-- Start WORKING DATA --
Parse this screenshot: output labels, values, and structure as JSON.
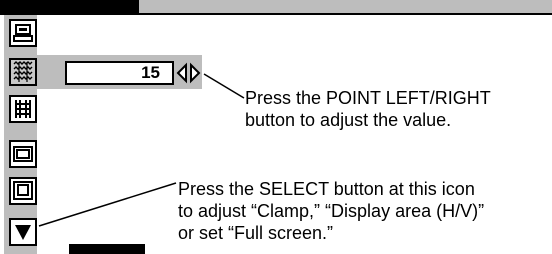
{
  "menu": {
    "value": "15",
    "icons": [
      "screen-icon",
      "pitch-icon",
      "phase-icon",
      "horizontal-position-icon",
      "vertical-position-icon",
      "scroll-down-icon"
    ]
  },
  "callouts": {
    "point": "Press the POINT LEFT/RIGHT\nbutton to adjust the value.",
    "select": "Press the SELECT button at this icon\nto adjust “Clamp,” “Display area (H/V)”\nor set “Full screen.”"
  }
}
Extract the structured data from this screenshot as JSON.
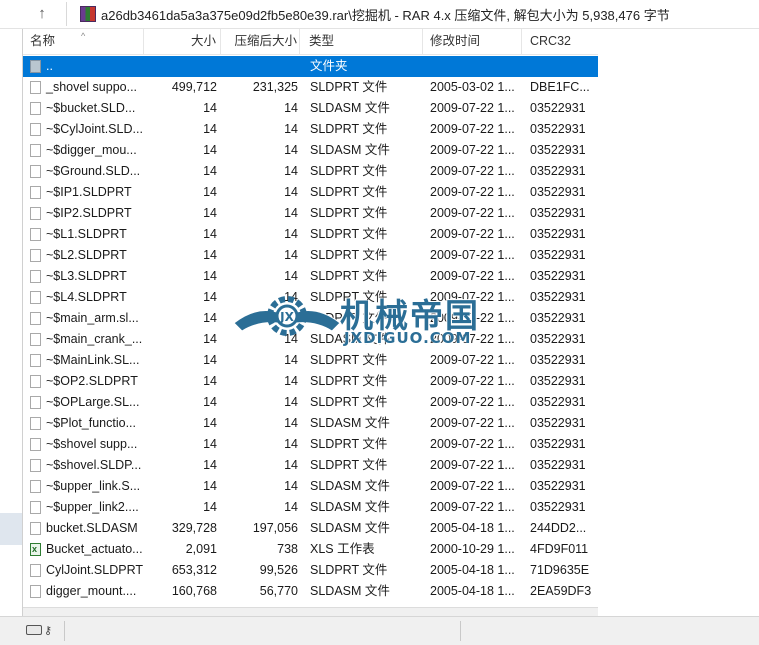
{
  "window": {
    "path_text": "a26db3461da5a3a375e09d2fb5e80e39.rar\\挖掘机 - RAR 4.x 压缩文件, 解包大小为 5,938,476 字节"
  },
  "columns": {
    "name": "名称",
    "size": "大小",
    "packed": "压缩后大小",
    "type": "类型",
    "modified": "修改时间",
    "crc": "CRC32"
  },
  "rows": [
    {
      "name": "..",
      "size": "",
      "packed": "",
      "type": "文件夹",
      "date": "",
      "crc": "",
      "icon": "up-folder-icon",
      "selected": true
    },
    {
      "name": "_shovel suppo...",
      "size": "499,712",
      "packed": "231,325",
      "type": "SLDPRT 文件",
      "date": "2005-03-02 1...",
      "crc": "DBE1FC...",
      "icon": "file-icon"
    },
    {
      "name": "~$bucket.SLD...",
      "size": "14",
      "packed": "14",
      "type": "SLDASM 文件",
      "date": "2009-07-22 1...",
      "crc": "03522931",
      "icon": "file-icon"
    },
    {
      "name": "~$CylJoint.SLD...",
      "size": "14",
      "packed": "14",
      "type": "SLDPRT 文件",
      "date": "2009-07-22 1...",
      "crc": "03522931",
      "icon": "file-icon"
    },
    {
      "name": "~$digger_mou...",
      "size": "14",
      "packed": "14",
      "type": "SLDASM 文件",
      "date": "2009-07-22 1...",
      "crc": "03522931",
      "icon": "file-icon"
    },
    {
      "name": "~$Ground.SLD...",
      "size": "14",
      "packed": "14",
      "type": "SLDPRT 文件",
      "date": "2009-07-22 1...",
      "crc": "03522931",
      "icon": "file-icon"
    },
    {
      "name": "~$IP1.SLDPRT",
      "size": "14",
      "packed": "14",
      "type": "SLDPRT 文件",
      "date": "2009-07-22 1...",
      "crc": "03522931",
      "icon": "file-icon"
    },
    {
      "name": "~$IP2.SLDPRT",
      "size": "14",
      "packed": "14",
      "type": "SLDPRT 文件",
      "date": "2009-07-22 1...",
      "crc": "03522931",
      "icon": "file-icon"
    },
    {
      "name": "~$L1.SLDPRT",
      "size": "14",
      "packed": "14",
      "type": "SLDPRT 文件",
      "date": "2009-07-22 1...",
      "crc": "03522931",
      "icon": "file-icon"
    },
    {
      "name": "~$L2.SLDPRT",
      "size": "14",
      "packed": "14",
      "type": "SLDPRT 文件",
      "date": "2009-07-22 1...",
      "crc": "03522931",
      "icon": "file-icon"
    },
    {
      "name": "~$L3.SLDPRT",
      "size": "14",
      "packed": "14",
      "type": "SLDPRT 文件",
      "date": "2009-07-22 1...",
      "crc": "03522931",
      "icon": "file-icon"
    },
    {
      "name": "~$L4.SLDPRT",
      "size": "14",
      "packed": "14",
      "type": "SLDPRT 文件",
      "date": "2009-07-22 1...",
      "crc": "03522931",
      "icon": "file-icon"
    },
    {
      "name": "~$main_arm.sl...",
      "size": "14",
      "packed": "14",
      "type": "SLDPRT 文件",
      "date": "2009-07-22 1...",
      "crc": "03522931",
      "icon": "file-icon"
    },
    {
      "name": "~$main_crank_...",
      "size": "14",
      "packed": "14",
      "type": "SLDASM 文件",
      "date": "2009-07-22 1...",
      "crc": "03522931",
      "icon": "file-icon"
    },
    {
      "name": "~$MainLink.SL...",
      "size": "14",
      "packed": "14",
      "type": "SLDPRT 文件",
      "date": "2009-07-22 1...",
      "crc": "03522931",
      "icon": "file-icon"
    },
    {
      "name": "~$OP2.SLDPRT",
      "size": "14",
      "packed": "14",
      "type": "SLDPRT 文件",
      "date": "2009-07-22 1...",
      "crc": "03522931",
      "icon": "file-icon"
    },
    {
      "name": "~$OPLarge.SL...",
      "size": "14",
      "packed": "14",
      "type": "SLDPRT 文件",
      "date": "2009-07-22 1...",
      "crc": "03522931",
      "icon": "file-icon"
    },
    {
      "name": "~$Plot_functio...",
      "size": "14",
      "packed": "14",
      "type": "SLDASM 文件",
      "date": "2009-07-22 1...",
      "crc": "03522931",
      "icon": "file-icon"
    },
    {
      "name": "~$shovel supp...",
      "size": "14",
      "packed": "14",
      "type": "SLDPRT 文件",
      "date": "2009-07-22 1...",
      "crc": "03522931",
      "icon": "file-icon"
    },
    {
      "name": "~$shovel.SLDP...",
      "size": "14",
      "packed": "14",
      "type": "SLDPRT 文件",
      "date": "2009-07-22 1...",
      "crc": "03522931",
      "icon": "file-icon"
    },
    {
      "name": "~$upper_link.S...",
      "size": "14",
      "packed": "14",
      "type": "SLDASM 文件",
      "date": "2009-07-22 1...",
      "crc": "03522931",
      "icon": "file-icon"
    },
    {
      "name": "~$upper_link2....",
      "size": "14",
      "packed": "14",
      "type": "SLDASM 文件",
      "date": "2009-07-22 1...",
      "crc": "03522931",
      "icon": "file-icon"
    },
    {
      "name": "bucket.SLDASM",
      "size": "329,728",
      "packed": "197,056",
      "type": "SLDASM 文件",
      "date": "2005-04-18 1...",
      "crc": "244DD2...",
      "icon": "file-icon"
    },
    {
      "name": "Bucket_actuato...",
      "size": "2,091",
      "packed": "738",
      "type": "XLS 工作表",
      "date": "2000-10-29 1...",
      "crc": "4FD9F011",
      "icon": "excel-icon"
    },
    {
      "name": "CylJoint.SLDPRT",
      "size": "653,312",
      "packed": "99,526",
      "type": "SLDPRT 文件",
      "date": "2005-04-18 1...",
      "crc": "71D9635E",
      "icon": "file-icon"
    },
    {
      "name": "digger_mount....",
      "size": "160,768",
      "packed": "56,770",
      "type": "SLDASM 文件",
      "date": "2005-04-18 1...",
      "crc": "2EA59DF3",
      "icon": "file-icon"
    }
  ],
  "watermark": {
    "cn": "机械帝国",
    "en": "JXDIGUO.COM"
  },
  "colors": {
    "selection": "#0078d7",
    "watermark": "#2b6e96"
  }
}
-- End WORKING DATA --
BRIEF
Exclude the pictures and transcribe all of the entries exactly.

FINISHED EXERCISE
Parse this screenshot: output labels, values, and structure as JSON.
{
  "menu": {
    "value": "15",
    "icons": [
      "screen-icon",
      "pitch-icon",
      "phase-icon",
      "horizontal-position-icon",
      "vertical-position-icon",
      "scroll-down-icon"
    ]
  },
  "callouts": {
    "point": "Press the POINT LEFT/RIGHT\nbutton to adjust the value.",
    "select": "Press the SELECT button at this icon\nto adjust “Clamp,” “Display area (H/V)”\nor set “Full screen.”"
  }
}
Extract the structured data from this screenshot as JSON.
{
  "window": {
    "path_text": "a26db3461da5a3a375e09d2fb5e80e39.rar\\挖掘机 - RAR 4.x 压缩文件, 解包大小为 5,938,476 字节"
  },
  "columns": {
    "name": "名称",
    "size": "大小",
    "packed": "压缩后大小",
    "type": "类型",
    "modified": "修改时间",
    "crc": "CRC32"
  },
  "rows": [
    {
      "name": "..",
      "size": "",
      "packed": "",
      "type": "文件夹",
      "date": "",
      "crc": "",
      "icon": "up-folder-icon",
      "selected": true
    },
    {
      "name": "_shovel suppo...",
      "size": "499,712",
      "packed": "231,325",
      "type": "SLDPRT 文件",
      "date": "2005-03-02 1...",
      "crc": "DBE1FC...",
      "icon": "file-icon"
    },
    {
      "name": "~$bucket.SLD...",
      "size": "14",
      "packed": "14",
      "type": "SLDASM 文件",
      "date": "2009-07-22 1...",
      "crc": "03522931",
      "icon": "file-icon"
    },
    {
      "name": "~$CylJoint.SLD...",
      "size": "14",
      "packed": "14",
      "type": "SLDPRT 文件",
      "date": "2009-07-22 1...",
      "crc": "03522931",
      "icon": "file-icon"
    },
    {
      "name": "~$digger_mou...",
      "size": "14",
      "packed": "14",
      "type": "SLDASM 文件",
      "date": "2009-07-22 1...",
      "crc": "03522931",
      "icon": "file-icon"
    },
    {
      "name": "~$Ground.SLD...",
      "size": "14",
      "packed": "14",
      "type": "SLDPRT 文件",
      "date": "2009-07-22 1...",
      "crc": "03522931",
      "icon": "file-icon"
    },
    {
      "name": "~$IP1.SLDPRT",
      "size": "14",
      "packed": "14",
      "type": "SLDPRT 文件",
      "date": "2009-07-22 1...",
      "crc": "03522931",
      "icon": "file-icon"
    },
    {
      "name": "~$IP2.SLDPRT",
      "size": "14",
      "packed": "14",
      "type": "SLDPRT 文件",
      "date": "2009-07-22 1...",
      "crc": "03522931",
      "icon": "file-icon"
    },
    {
      "name": "~$L1.SLDPRT",
      "size": "14",
      "packed": "14",
      "type": "SLDPRT 文件",
      "date": "2009-07-22 1...",
      "crc": "03522931",
      "icon": "file-icon"
    },
    {
      "name": "~$L2.SLDPRT",
      "size": "14",
      "packed": "14",
      "type": "SLDPRT 文件",
      "date": "2009-07-22 1...",
      "crc": "03522931",
      "icon": "file-icon"
    },
    {
      "name": "~$L3.SLDPRT",
      "size": "14",
      "packed": "14",
      "type": "SLDPRT 文件",
      "date": "2009-07-22 1...",
      "crc": "03522931",
      "icon": "file-icon"
    },
    {
      "name": "~$L4.SLDPRT",
      "size": "14",
      "packed": "14",
      "type": "SLDPRT 文件",
      "date": "2009-07-22 1...",
      "crc": "03522931",
      "icon": "file-icon"
    },
    {
      "name": "~$main_arm.sl...",
      "size": "14",
      "packed": "14",
      "type": "SLDPRT 文件",
      "date": "2009-07-22 1...",
      "crc": "03522931",
      "icon": "file-icon"
    },
    {
      "name": "~$main_crank_...",
      "size": "14",
      "packed": "14",
      "type": "SLDASM 文件",
      "date": "2009-07-22 1...",
      "crc": "03522931",
      "icon": "file-icon"
    },
    {
      "name": "~$MainLink.SL...",
      "size": "14",
      "packed": "14",
      "type": "SLDPRT 文件",
      "date": "2009-07-22 1...",
      "crc": "03522931",
      "icon": "file-icon"
    },
    {
      "name": "~$OP2.SLDPRT",
      "size": "14",
      "packed": "14",
      "type": "SLDPRT 文件",
      "date": "2009-07-22 1...",
      "crc": "03522931",
      "icon": "file-icon"
    },
    {
      "name": "~$OPLarge.SL...",
      "size": "14",
      "packed": "14",
      "type": "SLDPRT 文件",
      "date": "2009-07-22 1...",
      "crc": "03522931",
      "icon": "file-icon"
    },
    {
      "name": "~$Plot_functio...",
      "size": "14",
      "packed": "14",
      "type": "SLDASM 文件",
      "date": "2009-07-22 1...",
      "crc": "03522931",
      "icon": "file-icon"
    },
    {
      "name": "~$shovel supp...",
      "size": "14",
      "packed": "14",
      "type": "SLDPRT 文件",
      "date": "2009-07-22 1...",
      "crc": "03522931",
      "icon": "file-icon"
    },
    {
      "name": "~$shovel.SLDP...",
      "size": "14",
      "packed": "14",
      "type": "SLDPRT 文件",
      "date": "2009-07-22 1...",
      "crc": "03522931",
      "icon": "file-icon"
    },
    {
      "name": "~$upper_link.S...",
      "size": "14",
      "packed": "14",
      "type": "SLDASM 文件",
      "date": "2009-07-22 1...",
      "crc": "03522931",
      "icon": "file-icon"
    },
    {
      "name": "~$upper_link2....",
      "size": "14",
      "packed": "14",
      "type": "SLDASM 文件",
      "date": "2009-07-22 1...",
      "crc": "03522931",
      "icon": "file-icon"
    },
    {
      "name": "bucket.SLDASM",
      "size": "329,728",
      "packed": "197,056",
      "type": "SLDASM 文件",
      "date": "2005-04-18 1...",
      "crc": "244DD2...",
      "icon": "file-icon"
    },
    {
      "name": "Bucket_actuato...",
      "size": "2,091",
      "packed": "738",
      "type": "XLS 工作表",
      "date": "2000-10-29 1...",
      "crc": "4FD9F011",
      "icon": "excel-icon"
    },
    {
      "name": "CylJoint.SLDPRT",
      "size": "653,312",
      "packed": "99,526",
      "type": "SLDPRT 文件",
      "date": "2005-04-18 1...",
      "crc": "71D9635E",
      "icon": "file-icon"
    },
    {
      "name": "digger_mount....",
      "size": "160,768",
      "packed": "56,770",
      "type": "SLDASM 文件",
      "date": "2005-04-18 1...",
      "crc": "2EA59DF3",
      "icon": "file-icon"
    }
  ],
  "watermark": {
    "cn": "机械帝国",
    "en": "JXDIGUO.COM"
  },
  "colors": {
    "selection": "#0078d7",
    "watermark": "#2b6e96"
  }
}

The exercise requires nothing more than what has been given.